(Stored items)

==*==

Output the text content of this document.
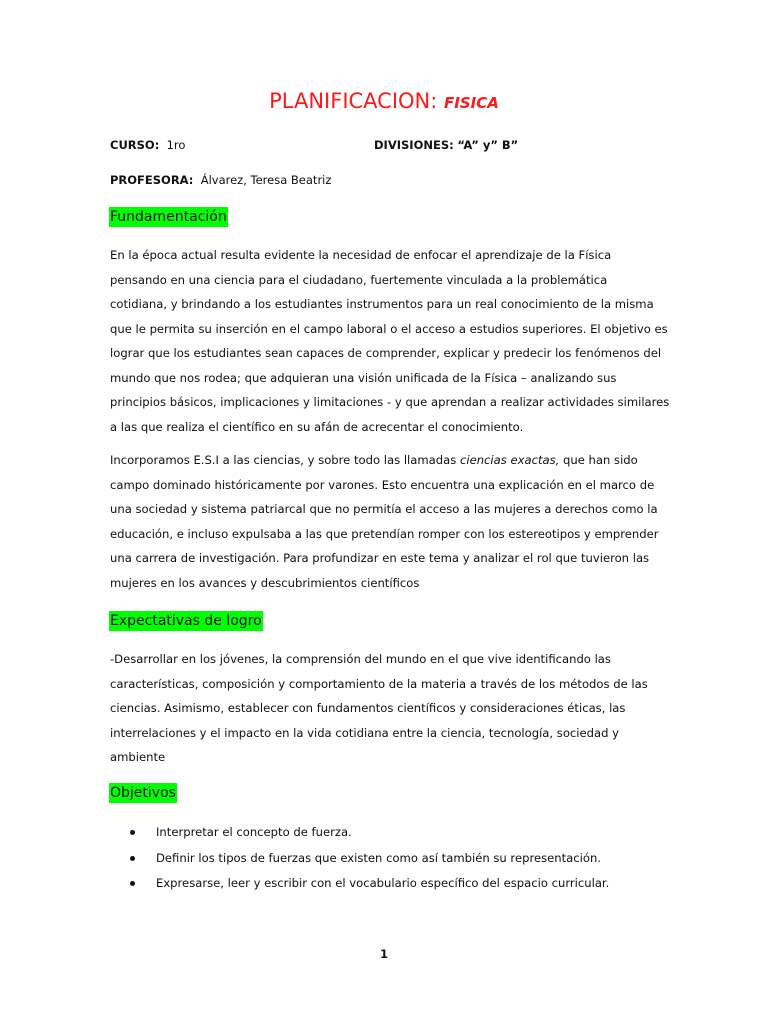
PLANIFICACION: FISICA
CURSO: 1ro	DIVISIONES: “A” y” B”
PROFESORA: Álvarez, Teresa Beatriz
Fundamentación

En la época actual resulta evidente la necesidad de enfocar el aprendizaje de la Física

pensando en una ciencia para el ciudadano, fuertemente vinculada a la problemática

cotidiana, y brindando a los estudiantes instrumentos para un real conocimiento de la misma

que le permita su inserción en el campo laboral o el acceso a estudios superiores. El objetivo es

lograr que los estudiantes sean capaces de comprender, explicar y predecir los fenómenos del

mundo que nos rodea; que adquieran una visión unificada de la Física – analizando sus

principios básicos, implicaciones y limitaciones - y que aprendan a realizar actividades similares

a las que realiza el científico en su afán de acrecentar el conocimiento.

Incorporamos E.S.I a las ciencias, y sobre todo las llamadas ciencias exactas, que han sido

campo dominado históricamente por varones. Esto encuentra una explicación en el marco de

una sociedad y sistema patriarcal que no permitía el acceso a las mujeres a derechos como la

educación, e incluso expulsaba a las que pretendían romper con los estereotipos y emprender

una carrera de investigación. Para profundizar en este tema y analizar el rol que tuvieron las

mujeres en los avances y descubrimientos científicos

Expectativas de logro

-Desarrollar en los jóvenes, la comprensión del mundo en el que vive identificando las

características, composición y comportamiento de la materia a través de los métodos de las

ciencias. Asimismo, establecer con fundamentos científicos y consideraciones éticas, las

interrelaciones y el impacto en la vida cotidiana entre la ciencia, tecnología, sociedad y

ambiente

Objetivos
Interpretar el concepto de fuerza.
Definir los tipos de fuerzas que existen como así también su representación.
Expresarse, leer y escribir con el vocabulario específico del espacio curricular.
1
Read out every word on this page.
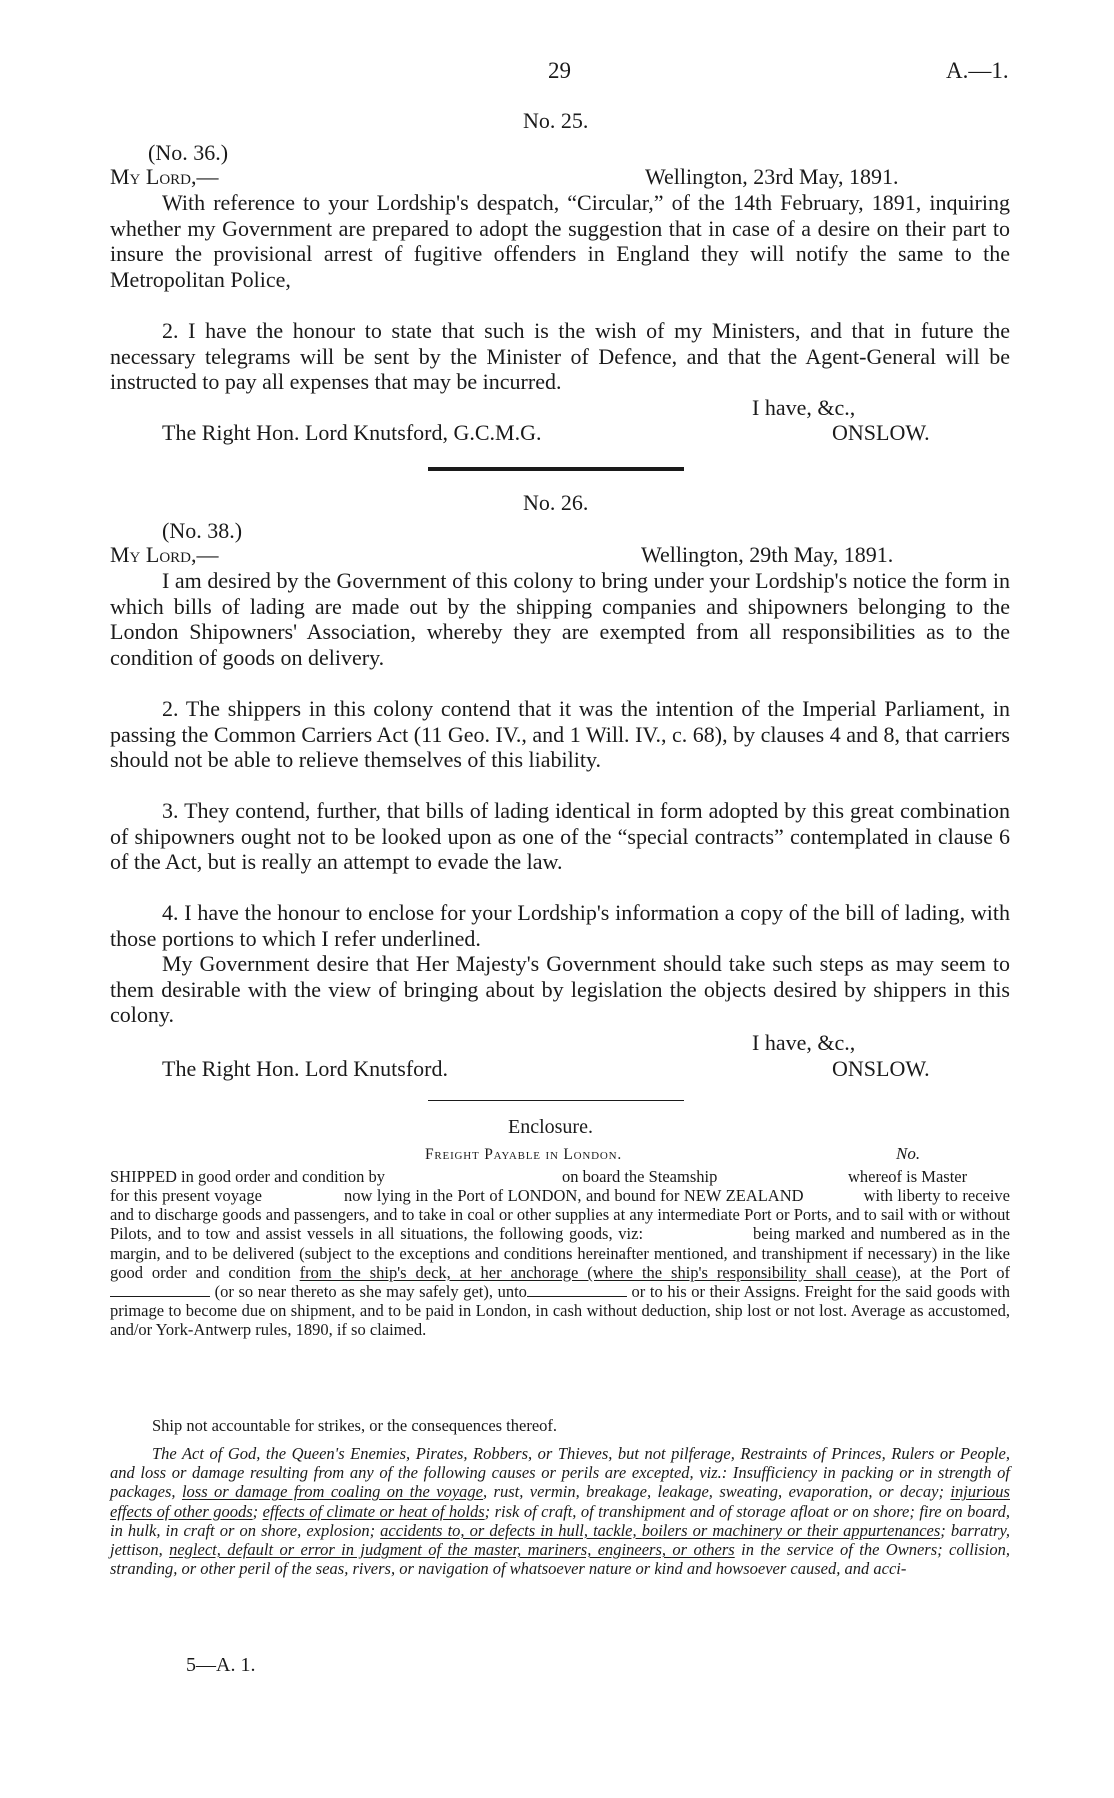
29	A.—1.
No. 25.
(No. 36.)
My Lord,—	Wellington, 23rd May, 1891.
With reference to your Lordship's despatch, “Circular,” of the 14th February, 1891, inquiring whether my Government are prepared to adopt the suggestion that in case of a desire on their part to insure the provisional arrest of fugitive offenders in England they will notify the same to the Metropolitan Police,
2. I have the honour to state that such is the wish of my Ministers, and that in future the necessary telegrams will be sent by the Minister of Defence, and that the Agent-General will be instructed to pay all expenses that may be incurred.
I have, &c.,
The Right Hon. Lord Knutsford, G.C.M.G.	ONSLOW.
No. 26.
(No. 38.)
My Lord,—	Wellington, 29th May, 1891.
I am desired by the Government of this colony to bring under your Lordship's notice the form in which bills of lading are made out by the shipping companies and shipowners belonging to the London Shipowners' Association, whereby they are exempted from all responsibilities as to the condition of goods on delivery.
2. The shippers in this colony contend that it was the intention of the Imperial Parliament, in passing the Common Carriers Act (11 Geo. IV., and 1 Will. IV., c. 68), by clauses 4 and 8, that carriers should not be able to relieve themselves of this liability.
3. They contend, further, that bills of lading identical in form adopted by this great combination of shipowners ought not to be looked upon as one of the “special contracts” contemplated in clause 6 of the Act, but is really an attempt to evade the law.
4. I have the honour to enclose for your Lordship's information a copy of the bill of lading, with those portions to which I refer underlined.
My Government desire that Her Majesty's Government should take such steps as may seem to them desirable with the view of bringing about by legislation the objects desired by shippers in this colony.
I have, &c.,
The Right Hon. Lord Knutsford.	ONSLOW.
Enclosure.
Freight Payable in London.	No.
SHIPPED in good order and condition by	on board the Steamship	whereof is Master
for this present voyage	now lying in the Port of LONDON, and bound for NEW ZEALAND	with liberty to receive and to discharge goods and passengers, and to take in coal or other supplies at any intermediate Port or Ports, and to sail with or without Pilots, and to tow and assist vessels in all situations, the following goods, viz:	being marked and numbered as in the margin, and to be delivered (subject to the exceptions and conditions hereinafter mentioned, and transhipment if necessary) in the like good order and condition from the ship's deck, at her anchorage (where the ship's responsibility shall cease), at the Port of (or so near thereto as she may safely get), unto	or to his or their Assigns. Freight for the said goods with primage to become due on shipment, and to be paid in London, in cash without deduction, ship lost or not lost. Average as accustomed, and/or York-Antwerp rules, 1890, if so claimed.
Ship not accountable for strikes, or the consequences thereof.
The Act of God, the Queen's Enemies, Pirates, Robbers, or Thieves, but not pilferage, Restraints of Princes, Rulers or People, and loss or damage resulting from any of the following causes or perils are excepted, viz.: Insufficiency in packing or in strength of packages, loss or damage from coaling on the voyage, rust, vermin, breakage, leakage, sweating, evaporation, or decay; injurious effects of other goods; effects of climate or heat of holds; risk of craft, of transhipment and of storage afloat or on shore; fire on board, in hulk, in craft or on shore, explosion; accidents to, or defects in hull, tackle, boilers or machinery or their appurtenances; barratry, jettison, neglect, default or error in judgment of the master, mariners, engineers, or others in the service of the Owners; collision, stranding, or other peril of the seas, rivers, or navigation of whatsoever nature or kind and howsoever caused, and acci-
5—A. 1.
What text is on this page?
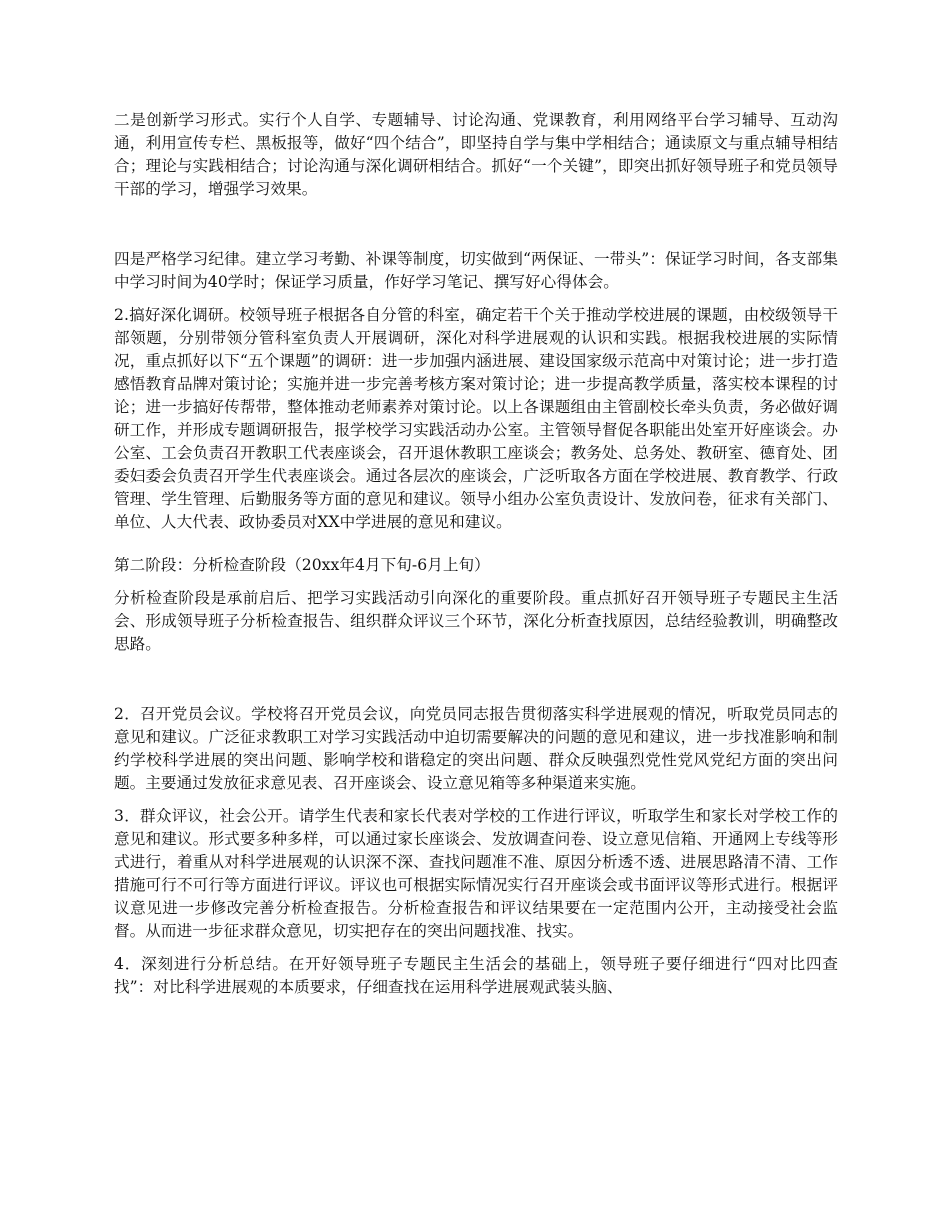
二是创新学习形式。实行个人自学、专题辅导、讨论沟通、党课教育，利用网络平台学习辅导、互动沟通，利用宣传专栏、黑板报等，做好“四个结合”，即坚持自学与集中学相结合；通读原文与重点辅导相结合；理论与实践相结合；讨论沟通与深化调研相结合。抓好“一个关键”，即突出抓好领导班子和党员领导干部的学习，增强学习效果。

四是严格学习纪律。建立学习考勤、补课等制度，切实做到“两保证、一带头”：保证学习时间，各支部集中学习时间为40学时；保证学习质量，作好学习笔记、撰写好心得体会。

2.搞好深化调研。校领导班子根据各自分管的科室，确定若干个关于推动学校进展的课题，由校级领导干部领题，分别带领分管科室负责人开展调研，深化对科学进展观的认识和实践。根据我校进展的实际情况，重点抓好以下“五个课题”的调研：进一步加强内涵进展、建设国家级示范高中对策讨论；进一步打造感悟教育品牌对策讨论；实施并进一步完善考核方案对策讨论；进一步提高教学质量，落实校本课程的讨论；进一步搞好传帮带，整体推动老师素养对策讨论。以上各课题组由主管副校长牵头负责，务必做好调研工作，并形成专题调研报告，报学校学习实践活动办公室。主管领导督促各职能出处室开好座谈会。办公室、工会负责召开教职工代表座谈会，召开退休教职工座谈会；教务处、总务处、教研室、德育处、团委妇委会负责召开学生代表座谈会。通过各层次的座谈会，广泛听取各方面在学校进展、教育教学、行政管理、学生管理、后勤服务等方面的意见和建议。领导小组办公室负责设计、发放问卷，征求有关部门、单位、人大代表、政协委员对XX中学进展的意见和建议。

第二阶段：分析检查阶段（20xx年4月下旬-6月上旬）

分析检查阶段是承前启后、把学习实践活动引向深化的重要阶段。重点抓好召开领导班子专题民主生活会、形成领导班子分析检查报告、组织群众评议三个环节，深化分析查找原因，总结经验教训，明确整改思路。

2．召开党员会议。学校将召开党员会议，向党员同志报告贯彻落实科学进展观的情况，听取党员同志的意见和建议。广泛征求教职工对学习实践活动中迫切需要解决的问题的意见和建议，进一步找准影响和制约学校科学进展的突出问题、影响学校和谐稳定的突出问题、群众反映强烈党性党风党纪方面的突出问题。主要通过发放征求意见表、召开座谈会、设立意见箱等多种渠道来实施。

3．群众评议，社会公开。请学生代表和家长代表对学校的工作进行评议，听取学生和家长对学校工作的意见和建议。形式要多种多样，可以通过家长座谈会、发放调查问卷、设立意见信箱、开通网上专线等形式进行，着重从对科学进展观的认识深不深、查找问题准不准、原因分析透不透、进展思路清不清、工作措施可行不可行等方面进行评议。评议也可根据实际情况实行召开座谈会或书面评议等形式进行。根据评议意见进一步修改完善分析检查报告。分析检查报告和评议结果要在一定范围内公开，主动接受社会监督。从而进一步征求群众意见，切实把存在的突出问题找准、找实。

4．深刻进行分析总结。在开好领导班子专题民主生活会的基础上，领导班子要仔细进行“四对比四查找”：对比科学进展观的本质要求，仔细查找在运用科学进展观武装头脑、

==*==

What this task involves
From the listing above, copy every line that holds the string "text".

Written solution
Output the text content of this document.
What text is on this page?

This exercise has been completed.